Direction:
Search the material below for the word "POPCATUSDT". Copy every line that has it.

Provided records:
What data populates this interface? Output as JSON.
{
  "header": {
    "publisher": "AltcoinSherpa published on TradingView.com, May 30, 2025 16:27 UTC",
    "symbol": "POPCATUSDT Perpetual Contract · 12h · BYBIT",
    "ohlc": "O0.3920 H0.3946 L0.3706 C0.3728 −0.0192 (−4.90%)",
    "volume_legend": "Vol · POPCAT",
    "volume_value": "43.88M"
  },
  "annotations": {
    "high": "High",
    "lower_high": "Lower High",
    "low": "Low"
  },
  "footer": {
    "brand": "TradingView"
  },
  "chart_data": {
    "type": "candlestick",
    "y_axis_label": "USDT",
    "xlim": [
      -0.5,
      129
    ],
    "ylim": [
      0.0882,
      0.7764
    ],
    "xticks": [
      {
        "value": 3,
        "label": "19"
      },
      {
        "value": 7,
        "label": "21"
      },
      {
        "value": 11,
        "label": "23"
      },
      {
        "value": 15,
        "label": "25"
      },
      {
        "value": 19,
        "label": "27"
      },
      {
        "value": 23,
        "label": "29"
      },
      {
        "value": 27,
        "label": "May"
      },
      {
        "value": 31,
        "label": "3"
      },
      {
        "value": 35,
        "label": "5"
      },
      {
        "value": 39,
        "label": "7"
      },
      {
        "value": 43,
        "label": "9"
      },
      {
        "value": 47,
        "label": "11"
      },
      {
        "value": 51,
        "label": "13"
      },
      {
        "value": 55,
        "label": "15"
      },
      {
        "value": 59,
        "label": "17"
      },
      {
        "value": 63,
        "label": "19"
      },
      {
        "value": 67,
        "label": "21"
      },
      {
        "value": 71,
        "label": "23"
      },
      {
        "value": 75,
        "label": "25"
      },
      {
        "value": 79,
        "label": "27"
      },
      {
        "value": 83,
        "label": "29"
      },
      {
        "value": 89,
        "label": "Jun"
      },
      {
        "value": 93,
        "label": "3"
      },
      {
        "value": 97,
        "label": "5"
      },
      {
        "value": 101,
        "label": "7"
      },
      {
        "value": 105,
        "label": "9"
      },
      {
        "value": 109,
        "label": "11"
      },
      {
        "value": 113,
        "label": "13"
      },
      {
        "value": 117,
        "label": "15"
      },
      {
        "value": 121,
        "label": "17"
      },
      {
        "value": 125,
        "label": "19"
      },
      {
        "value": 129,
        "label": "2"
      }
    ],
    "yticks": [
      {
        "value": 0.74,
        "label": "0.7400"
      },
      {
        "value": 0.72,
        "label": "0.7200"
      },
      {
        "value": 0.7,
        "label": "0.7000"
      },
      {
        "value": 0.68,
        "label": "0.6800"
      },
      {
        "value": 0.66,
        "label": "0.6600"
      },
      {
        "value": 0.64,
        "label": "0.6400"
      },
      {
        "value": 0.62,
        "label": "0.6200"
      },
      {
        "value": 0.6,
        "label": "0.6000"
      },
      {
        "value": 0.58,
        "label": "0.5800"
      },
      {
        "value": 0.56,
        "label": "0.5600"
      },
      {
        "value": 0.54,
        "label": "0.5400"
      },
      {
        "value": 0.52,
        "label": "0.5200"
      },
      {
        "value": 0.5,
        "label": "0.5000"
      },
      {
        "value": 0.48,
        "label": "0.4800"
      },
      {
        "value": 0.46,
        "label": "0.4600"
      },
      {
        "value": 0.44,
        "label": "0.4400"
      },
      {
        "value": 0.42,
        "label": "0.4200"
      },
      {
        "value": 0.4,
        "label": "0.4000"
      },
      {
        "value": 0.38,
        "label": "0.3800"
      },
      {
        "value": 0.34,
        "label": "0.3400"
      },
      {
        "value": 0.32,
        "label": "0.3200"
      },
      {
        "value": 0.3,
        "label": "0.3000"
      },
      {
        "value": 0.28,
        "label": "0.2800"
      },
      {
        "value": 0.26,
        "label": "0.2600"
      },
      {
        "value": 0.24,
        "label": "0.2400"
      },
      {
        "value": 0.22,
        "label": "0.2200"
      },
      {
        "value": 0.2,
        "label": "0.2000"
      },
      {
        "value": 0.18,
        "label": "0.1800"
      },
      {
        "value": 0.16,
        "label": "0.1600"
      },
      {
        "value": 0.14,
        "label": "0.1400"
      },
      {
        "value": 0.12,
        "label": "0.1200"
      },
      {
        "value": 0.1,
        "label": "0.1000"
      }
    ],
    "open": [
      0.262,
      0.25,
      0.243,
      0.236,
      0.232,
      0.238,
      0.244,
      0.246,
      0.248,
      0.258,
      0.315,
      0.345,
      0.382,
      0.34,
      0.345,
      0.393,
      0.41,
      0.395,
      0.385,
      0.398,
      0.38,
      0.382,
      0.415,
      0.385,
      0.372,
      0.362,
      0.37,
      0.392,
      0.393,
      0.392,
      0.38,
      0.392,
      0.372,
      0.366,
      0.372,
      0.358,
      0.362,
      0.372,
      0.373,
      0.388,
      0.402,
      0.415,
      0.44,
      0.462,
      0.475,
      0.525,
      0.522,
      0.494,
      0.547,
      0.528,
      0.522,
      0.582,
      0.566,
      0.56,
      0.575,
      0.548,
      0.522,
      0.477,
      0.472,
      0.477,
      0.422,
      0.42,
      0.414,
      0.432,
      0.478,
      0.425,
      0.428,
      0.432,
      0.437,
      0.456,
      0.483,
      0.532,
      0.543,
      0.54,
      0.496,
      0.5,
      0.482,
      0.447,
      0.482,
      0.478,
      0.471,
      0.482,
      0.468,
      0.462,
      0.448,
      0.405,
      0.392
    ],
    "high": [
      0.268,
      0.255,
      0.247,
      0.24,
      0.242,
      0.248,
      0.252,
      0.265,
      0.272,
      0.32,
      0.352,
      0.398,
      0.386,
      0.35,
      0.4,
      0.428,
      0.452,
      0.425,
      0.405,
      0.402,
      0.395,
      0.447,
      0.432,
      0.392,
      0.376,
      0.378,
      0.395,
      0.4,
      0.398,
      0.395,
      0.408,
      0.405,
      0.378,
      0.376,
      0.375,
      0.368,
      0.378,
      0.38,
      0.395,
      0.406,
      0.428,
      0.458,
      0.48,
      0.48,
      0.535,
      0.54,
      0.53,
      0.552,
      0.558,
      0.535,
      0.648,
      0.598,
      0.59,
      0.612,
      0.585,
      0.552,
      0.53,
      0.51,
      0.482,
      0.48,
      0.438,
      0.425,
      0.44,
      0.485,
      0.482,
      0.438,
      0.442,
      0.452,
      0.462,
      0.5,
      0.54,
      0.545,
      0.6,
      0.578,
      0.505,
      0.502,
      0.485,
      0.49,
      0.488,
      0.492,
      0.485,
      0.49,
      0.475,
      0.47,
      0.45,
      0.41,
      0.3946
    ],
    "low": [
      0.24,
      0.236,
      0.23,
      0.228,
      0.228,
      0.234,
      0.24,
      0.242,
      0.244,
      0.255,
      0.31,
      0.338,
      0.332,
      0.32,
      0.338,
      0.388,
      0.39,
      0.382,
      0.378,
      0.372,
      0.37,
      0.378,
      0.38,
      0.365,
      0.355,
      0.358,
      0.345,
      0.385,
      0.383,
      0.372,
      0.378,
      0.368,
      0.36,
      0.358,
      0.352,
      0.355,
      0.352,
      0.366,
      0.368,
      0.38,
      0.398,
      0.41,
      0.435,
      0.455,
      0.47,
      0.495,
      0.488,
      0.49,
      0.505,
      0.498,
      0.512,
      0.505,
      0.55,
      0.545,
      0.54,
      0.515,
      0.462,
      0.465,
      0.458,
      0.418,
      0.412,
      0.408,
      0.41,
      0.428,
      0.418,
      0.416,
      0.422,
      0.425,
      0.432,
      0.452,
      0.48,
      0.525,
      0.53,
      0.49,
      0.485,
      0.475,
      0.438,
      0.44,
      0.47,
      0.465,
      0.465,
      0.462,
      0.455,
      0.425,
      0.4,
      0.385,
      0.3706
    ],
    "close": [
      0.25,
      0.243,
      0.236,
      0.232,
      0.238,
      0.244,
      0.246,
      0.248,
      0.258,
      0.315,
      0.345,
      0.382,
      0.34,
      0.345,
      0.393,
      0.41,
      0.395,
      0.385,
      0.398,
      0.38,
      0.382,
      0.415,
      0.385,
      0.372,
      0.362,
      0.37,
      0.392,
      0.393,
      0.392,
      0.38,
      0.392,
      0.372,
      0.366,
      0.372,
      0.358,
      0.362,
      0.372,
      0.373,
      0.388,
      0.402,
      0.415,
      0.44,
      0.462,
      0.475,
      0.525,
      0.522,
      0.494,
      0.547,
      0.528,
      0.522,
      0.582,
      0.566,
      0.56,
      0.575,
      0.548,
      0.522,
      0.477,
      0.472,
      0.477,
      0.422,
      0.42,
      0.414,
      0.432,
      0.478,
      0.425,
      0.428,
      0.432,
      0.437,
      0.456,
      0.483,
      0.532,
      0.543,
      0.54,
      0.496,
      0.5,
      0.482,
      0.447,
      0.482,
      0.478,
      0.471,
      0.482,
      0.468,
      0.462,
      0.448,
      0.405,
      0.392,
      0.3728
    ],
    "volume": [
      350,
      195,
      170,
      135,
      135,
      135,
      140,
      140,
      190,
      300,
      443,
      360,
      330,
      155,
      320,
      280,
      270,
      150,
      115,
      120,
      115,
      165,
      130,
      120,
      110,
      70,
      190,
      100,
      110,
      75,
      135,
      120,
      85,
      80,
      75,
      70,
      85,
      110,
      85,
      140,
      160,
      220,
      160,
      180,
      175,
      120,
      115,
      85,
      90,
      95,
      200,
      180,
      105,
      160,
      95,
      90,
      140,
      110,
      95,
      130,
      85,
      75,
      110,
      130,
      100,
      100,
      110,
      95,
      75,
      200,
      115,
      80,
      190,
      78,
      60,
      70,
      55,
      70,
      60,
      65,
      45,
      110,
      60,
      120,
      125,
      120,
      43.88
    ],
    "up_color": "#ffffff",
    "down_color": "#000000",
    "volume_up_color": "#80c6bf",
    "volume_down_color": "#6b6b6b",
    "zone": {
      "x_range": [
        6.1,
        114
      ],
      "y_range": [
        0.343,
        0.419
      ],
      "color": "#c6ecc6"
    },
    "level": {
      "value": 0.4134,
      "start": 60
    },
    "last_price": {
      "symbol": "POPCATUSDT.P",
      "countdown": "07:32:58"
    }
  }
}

Correct response:
    "symbol": "POPCATUSDT Perpetual Contract · 12h · BYBIT",
      "symbol": "POPCATUSDT.P",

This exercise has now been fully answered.